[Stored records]
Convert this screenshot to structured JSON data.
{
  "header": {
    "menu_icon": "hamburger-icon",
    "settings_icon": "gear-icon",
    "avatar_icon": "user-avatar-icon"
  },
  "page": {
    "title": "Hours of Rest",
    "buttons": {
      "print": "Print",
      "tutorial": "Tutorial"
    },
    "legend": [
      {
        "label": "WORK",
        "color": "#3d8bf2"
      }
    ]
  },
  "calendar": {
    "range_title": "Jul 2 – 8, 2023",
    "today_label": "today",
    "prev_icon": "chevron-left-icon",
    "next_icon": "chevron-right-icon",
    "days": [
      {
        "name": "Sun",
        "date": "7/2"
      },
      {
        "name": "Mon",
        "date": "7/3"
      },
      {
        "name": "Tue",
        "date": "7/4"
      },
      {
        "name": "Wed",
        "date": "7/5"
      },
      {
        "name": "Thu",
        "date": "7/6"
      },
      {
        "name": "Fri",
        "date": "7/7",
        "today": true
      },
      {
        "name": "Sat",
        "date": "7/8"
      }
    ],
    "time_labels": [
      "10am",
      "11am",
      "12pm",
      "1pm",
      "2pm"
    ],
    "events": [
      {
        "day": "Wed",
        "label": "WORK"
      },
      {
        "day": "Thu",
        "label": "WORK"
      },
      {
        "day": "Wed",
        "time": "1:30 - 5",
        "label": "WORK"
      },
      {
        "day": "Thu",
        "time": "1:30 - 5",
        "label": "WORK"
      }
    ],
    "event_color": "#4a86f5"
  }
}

### What is expected
Using the data above, return each line exactly as written.

### Completed task
Convert this screenshot to structured JSON data.
{
  "header": {
    "menu_icon": "hamburger-icon",
    "settings_icon": "gear-icon",
    "avatar_icon": "user-avatar-icon"
  },
  "page": {
    "title": "Hours of Rest",
    "buttons": {
      "print": "Print",
      "tutorial": "Tutorial"
    },
    "legend": [
      {
        "label": "WORK",
        "color": "#3d8bf2"
      }
    ]
  },
  "calendar": {
    "range_title": "Jul 2 – 8, 2023",
    "today_label": "today",
    "prev_icon": "chevron-left-icon",
    "next_icon": "chevron-right-icon",
    "days": [
      {
        "name": "Sun",
        "date": "7/2"
      },
      {
        "name": "Mon",
        "date": "7/3"
      },
      {
        "name": "Tue",
        "date": "7/4"
      },
      {
        "name": "Wed",
        "date": "7/5"
      },
      {
        "name": "Thu",
        "date": "7/6"
      },
      {
        "name": "Fri",
        "date": "7/7",
        "today": true
      },
      {
        "name": "Sat",
        "date": "7/8"
      }
    ],
    "time_labels": [
      "10am",
      "11am",
      "12pm",
      "1pm",
      "2pm"
    ],
    "events": [
      {
        "day": "Wed",
        "label": "WORK"
      },
      {
        "day": "Thu",
        "label": "WORK"
      },
      {
        "day": "Wed",
        "time": "1:30 - 5",
        "label": "WORK"
      },
      {
        "day": "Thu",
        "time": "1:30 - 5",
        "label": "WORK"
      }
    ],
    "event_color": "#4a86f5"
  }
}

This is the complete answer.